Description of the task: Read through the entries below and copy each line where "size" turns up.

Given records:
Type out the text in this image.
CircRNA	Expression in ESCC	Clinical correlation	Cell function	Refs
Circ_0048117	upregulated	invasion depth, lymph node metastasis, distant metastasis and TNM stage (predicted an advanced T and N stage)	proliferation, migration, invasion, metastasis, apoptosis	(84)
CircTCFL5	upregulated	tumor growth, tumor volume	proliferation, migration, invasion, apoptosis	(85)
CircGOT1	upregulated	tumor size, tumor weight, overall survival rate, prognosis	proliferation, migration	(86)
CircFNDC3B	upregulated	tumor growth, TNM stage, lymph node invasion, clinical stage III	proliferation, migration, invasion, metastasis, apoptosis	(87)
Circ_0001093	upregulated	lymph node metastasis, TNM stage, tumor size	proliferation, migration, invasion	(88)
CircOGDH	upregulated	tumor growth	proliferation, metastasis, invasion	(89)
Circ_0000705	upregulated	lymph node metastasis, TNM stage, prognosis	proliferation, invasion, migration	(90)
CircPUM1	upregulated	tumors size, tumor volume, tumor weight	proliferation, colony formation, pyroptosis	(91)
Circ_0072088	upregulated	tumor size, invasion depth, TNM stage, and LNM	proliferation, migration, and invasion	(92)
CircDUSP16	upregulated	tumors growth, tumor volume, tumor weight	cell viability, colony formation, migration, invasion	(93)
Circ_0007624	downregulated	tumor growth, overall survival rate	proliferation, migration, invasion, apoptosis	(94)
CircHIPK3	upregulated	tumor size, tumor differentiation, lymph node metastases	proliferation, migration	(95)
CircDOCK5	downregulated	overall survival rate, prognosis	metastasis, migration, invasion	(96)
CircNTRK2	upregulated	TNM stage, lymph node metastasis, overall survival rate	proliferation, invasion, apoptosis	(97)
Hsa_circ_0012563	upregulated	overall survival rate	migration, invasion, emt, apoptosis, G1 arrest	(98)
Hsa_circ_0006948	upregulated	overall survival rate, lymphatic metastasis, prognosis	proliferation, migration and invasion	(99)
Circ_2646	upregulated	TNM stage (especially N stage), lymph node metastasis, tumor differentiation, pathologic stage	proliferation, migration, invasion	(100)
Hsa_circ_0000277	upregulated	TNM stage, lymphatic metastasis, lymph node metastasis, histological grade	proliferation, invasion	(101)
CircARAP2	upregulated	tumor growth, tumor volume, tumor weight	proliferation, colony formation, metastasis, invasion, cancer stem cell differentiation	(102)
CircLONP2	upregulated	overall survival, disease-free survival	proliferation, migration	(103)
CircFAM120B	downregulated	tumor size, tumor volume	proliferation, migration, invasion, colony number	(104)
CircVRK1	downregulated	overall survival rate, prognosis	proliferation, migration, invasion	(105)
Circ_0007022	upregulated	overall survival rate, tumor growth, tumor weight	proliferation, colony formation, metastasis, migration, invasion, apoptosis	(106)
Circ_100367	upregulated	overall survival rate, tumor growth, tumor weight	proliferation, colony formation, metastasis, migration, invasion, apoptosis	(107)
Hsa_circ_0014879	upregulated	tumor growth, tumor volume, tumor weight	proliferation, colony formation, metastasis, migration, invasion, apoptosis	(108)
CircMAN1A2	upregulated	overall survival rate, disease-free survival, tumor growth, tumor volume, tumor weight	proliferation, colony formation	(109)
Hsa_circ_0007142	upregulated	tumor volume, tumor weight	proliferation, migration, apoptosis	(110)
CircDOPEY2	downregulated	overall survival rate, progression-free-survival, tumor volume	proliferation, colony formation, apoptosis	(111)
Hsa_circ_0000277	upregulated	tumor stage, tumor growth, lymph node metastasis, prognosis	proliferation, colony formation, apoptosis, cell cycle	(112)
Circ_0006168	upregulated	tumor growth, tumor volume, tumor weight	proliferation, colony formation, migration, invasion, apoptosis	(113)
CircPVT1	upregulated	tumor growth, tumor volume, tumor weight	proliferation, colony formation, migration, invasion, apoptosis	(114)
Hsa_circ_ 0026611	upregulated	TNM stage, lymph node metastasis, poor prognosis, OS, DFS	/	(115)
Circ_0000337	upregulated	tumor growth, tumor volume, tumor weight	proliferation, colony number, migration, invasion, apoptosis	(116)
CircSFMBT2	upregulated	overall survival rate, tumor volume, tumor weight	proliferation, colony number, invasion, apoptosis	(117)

Task answer:
CircGOT1	upregulated	tumor size, tumor weight, overall survival rate, prognosis	proliferation, migration	(86)
Circ_0001093	upregulated	lymph node metastasis, TNM stage, tumor size	proliferation, migration, invasion	(88)
CircPUM1	upregulated	tumors size, tumor volume, tumor weight	proliferation, colony formation, pyroptosis	(91)
Circ_0072088	upregulated	tumor size, invasion depth, TNM stage, and LNM	proliferation, migration, and invasion	(92)
CircHIPK3	upregulated	tumor size, tumor differentiation, lymph node metastases	proliferation, migration	(95)
CircFAM120B	downregulated	tumor size, tumor volume	proliferation, migration, invasion, colony number	(104)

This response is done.